* [What the task requires]:
List all lines of the data that include the string "JSON".

* [Stored records]:
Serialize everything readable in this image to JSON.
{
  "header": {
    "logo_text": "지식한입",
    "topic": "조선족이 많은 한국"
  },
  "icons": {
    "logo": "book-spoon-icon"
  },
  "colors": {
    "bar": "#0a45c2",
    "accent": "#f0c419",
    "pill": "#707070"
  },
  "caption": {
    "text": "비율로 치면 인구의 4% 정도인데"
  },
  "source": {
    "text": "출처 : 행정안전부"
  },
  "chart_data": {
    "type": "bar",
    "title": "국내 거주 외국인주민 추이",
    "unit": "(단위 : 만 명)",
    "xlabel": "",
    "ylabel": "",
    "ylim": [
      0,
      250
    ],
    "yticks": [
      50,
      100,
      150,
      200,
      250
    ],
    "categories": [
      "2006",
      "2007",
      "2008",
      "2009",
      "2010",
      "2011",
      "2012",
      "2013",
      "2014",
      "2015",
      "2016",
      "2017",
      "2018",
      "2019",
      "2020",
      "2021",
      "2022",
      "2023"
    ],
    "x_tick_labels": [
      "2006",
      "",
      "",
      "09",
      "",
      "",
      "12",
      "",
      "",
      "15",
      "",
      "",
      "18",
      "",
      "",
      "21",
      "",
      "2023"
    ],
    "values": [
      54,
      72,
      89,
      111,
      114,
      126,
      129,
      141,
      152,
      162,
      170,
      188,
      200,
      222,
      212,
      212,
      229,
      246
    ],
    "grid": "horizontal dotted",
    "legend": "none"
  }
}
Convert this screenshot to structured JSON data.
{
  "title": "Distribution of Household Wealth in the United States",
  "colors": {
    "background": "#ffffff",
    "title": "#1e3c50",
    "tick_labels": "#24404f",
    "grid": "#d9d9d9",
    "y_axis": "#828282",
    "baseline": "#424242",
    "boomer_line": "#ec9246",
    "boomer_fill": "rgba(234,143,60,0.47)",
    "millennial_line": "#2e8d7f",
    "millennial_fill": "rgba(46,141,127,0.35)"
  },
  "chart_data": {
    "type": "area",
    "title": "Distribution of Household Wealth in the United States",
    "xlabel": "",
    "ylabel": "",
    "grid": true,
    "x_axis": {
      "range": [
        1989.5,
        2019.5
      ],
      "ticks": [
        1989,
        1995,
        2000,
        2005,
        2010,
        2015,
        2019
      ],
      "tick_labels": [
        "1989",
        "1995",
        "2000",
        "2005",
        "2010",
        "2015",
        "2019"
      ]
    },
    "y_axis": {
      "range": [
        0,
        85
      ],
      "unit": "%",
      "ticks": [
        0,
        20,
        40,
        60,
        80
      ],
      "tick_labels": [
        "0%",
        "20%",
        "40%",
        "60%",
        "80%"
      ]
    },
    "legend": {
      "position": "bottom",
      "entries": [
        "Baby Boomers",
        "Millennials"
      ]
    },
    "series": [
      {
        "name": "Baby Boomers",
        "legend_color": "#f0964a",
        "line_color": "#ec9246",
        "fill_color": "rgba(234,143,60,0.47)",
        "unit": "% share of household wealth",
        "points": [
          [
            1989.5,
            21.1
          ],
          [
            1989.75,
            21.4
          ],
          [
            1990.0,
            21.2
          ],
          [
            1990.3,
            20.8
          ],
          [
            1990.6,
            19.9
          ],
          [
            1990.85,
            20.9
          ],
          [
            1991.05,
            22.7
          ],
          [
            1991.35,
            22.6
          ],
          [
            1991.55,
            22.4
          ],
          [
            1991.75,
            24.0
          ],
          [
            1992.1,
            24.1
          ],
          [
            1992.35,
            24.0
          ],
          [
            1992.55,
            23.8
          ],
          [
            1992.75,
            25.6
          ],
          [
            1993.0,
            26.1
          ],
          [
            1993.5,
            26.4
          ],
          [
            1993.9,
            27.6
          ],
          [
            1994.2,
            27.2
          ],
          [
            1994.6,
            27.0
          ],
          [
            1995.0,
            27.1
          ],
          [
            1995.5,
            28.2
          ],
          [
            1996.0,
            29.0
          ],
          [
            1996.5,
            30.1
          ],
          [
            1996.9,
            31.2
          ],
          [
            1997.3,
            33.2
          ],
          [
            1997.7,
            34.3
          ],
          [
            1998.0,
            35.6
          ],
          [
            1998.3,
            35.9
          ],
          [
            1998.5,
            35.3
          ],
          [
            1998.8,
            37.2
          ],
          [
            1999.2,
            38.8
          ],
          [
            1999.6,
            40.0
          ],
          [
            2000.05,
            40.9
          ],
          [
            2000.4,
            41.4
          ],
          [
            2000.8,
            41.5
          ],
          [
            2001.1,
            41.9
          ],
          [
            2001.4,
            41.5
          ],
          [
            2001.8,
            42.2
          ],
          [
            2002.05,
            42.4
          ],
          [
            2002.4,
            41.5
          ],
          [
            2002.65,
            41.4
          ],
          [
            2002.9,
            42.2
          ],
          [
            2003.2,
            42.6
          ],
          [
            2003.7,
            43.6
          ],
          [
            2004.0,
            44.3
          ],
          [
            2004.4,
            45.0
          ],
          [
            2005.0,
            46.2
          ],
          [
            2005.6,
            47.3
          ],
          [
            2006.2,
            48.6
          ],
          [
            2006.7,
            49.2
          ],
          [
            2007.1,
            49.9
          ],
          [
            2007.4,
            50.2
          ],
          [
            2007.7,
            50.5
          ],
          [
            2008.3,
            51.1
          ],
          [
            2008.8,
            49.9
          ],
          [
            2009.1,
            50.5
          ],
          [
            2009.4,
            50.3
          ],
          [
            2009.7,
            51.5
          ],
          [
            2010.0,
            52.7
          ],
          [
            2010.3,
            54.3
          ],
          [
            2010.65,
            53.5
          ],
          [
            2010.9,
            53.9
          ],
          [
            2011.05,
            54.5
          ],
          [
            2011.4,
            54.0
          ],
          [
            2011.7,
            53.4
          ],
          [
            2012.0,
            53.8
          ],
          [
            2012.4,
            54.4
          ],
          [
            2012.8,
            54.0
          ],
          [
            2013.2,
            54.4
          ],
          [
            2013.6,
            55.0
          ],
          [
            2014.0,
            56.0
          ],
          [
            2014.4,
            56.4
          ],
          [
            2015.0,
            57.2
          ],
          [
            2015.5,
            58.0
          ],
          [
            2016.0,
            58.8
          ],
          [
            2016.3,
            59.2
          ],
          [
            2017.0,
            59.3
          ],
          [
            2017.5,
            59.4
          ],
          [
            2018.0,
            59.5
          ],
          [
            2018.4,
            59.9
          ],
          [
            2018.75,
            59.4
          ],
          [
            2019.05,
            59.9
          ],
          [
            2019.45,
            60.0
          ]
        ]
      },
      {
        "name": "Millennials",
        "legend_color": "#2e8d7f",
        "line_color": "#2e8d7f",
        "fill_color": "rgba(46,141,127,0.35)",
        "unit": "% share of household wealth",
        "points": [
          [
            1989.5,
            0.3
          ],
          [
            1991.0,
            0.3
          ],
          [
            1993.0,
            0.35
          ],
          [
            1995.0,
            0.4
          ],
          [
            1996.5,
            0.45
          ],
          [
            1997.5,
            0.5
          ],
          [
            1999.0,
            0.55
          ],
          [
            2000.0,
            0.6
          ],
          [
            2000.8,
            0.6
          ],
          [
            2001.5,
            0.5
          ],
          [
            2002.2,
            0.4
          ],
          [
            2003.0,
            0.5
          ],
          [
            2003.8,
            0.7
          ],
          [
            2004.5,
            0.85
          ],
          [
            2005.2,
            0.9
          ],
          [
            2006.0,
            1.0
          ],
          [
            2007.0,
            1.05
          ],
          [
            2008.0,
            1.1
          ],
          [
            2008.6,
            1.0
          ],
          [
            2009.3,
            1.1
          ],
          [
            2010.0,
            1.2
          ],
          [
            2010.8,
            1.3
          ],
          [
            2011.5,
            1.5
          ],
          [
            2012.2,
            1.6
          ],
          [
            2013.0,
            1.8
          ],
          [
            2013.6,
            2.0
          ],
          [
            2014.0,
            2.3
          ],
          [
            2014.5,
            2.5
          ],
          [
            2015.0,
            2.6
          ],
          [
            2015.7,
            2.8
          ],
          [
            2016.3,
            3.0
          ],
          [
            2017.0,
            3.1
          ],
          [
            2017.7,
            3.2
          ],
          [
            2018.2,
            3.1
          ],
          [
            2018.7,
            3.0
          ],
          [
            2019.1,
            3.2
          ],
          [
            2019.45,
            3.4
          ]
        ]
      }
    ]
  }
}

* [In response]:
Serialize everything readable in this image to JSON.
Convert this screenshot to structured JSON data.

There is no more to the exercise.